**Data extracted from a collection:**

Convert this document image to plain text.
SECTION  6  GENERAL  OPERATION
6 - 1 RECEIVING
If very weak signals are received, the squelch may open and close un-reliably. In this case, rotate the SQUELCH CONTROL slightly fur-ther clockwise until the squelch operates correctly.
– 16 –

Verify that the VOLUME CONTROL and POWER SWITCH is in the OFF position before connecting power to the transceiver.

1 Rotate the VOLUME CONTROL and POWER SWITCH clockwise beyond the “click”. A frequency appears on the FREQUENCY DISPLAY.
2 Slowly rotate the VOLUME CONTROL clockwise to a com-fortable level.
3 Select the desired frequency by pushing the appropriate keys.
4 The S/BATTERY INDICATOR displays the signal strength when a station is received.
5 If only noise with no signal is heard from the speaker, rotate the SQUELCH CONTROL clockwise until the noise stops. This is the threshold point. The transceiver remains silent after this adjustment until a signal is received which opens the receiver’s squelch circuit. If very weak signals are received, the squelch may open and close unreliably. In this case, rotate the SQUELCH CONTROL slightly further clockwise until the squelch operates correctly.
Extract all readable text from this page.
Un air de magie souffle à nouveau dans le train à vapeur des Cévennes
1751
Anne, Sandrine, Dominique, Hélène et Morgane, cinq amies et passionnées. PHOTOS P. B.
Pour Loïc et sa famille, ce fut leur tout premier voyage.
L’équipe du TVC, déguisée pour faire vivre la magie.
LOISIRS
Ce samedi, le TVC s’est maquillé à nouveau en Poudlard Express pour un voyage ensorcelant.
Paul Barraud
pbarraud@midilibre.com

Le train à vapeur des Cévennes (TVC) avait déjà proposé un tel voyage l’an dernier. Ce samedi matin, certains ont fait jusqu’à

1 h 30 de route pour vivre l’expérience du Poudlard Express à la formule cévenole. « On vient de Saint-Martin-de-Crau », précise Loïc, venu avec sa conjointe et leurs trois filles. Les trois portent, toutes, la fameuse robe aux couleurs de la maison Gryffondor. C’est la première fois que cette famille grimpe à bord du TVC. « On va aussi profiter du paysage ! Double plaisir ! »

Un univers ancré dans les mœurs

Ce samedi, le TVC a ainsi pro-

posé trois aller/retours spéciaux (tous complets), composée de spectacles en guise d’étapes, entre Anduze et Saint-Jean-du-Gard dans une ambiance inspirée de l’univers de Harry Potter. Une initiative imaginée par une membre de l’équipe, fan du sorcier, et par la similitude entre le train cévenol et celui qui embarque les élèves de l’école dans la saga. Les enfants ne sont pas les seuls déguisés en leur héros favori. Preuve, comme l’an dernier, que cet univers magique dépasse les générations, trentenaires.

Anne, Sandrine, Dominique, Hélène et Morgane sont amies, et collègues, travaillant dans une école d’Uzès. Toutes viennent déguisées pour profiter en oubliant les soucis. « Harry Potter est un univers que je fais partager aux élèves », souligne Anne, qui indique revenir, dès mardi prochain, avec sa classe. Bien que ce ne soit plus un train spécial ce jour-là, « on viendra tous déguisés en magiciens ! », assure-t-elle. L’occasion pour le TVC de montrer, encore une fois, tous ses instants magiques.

**Your instructions:** Only the number should be given: how many lines of the data contain the word "équipe"?

**Solution for this exercise:** 2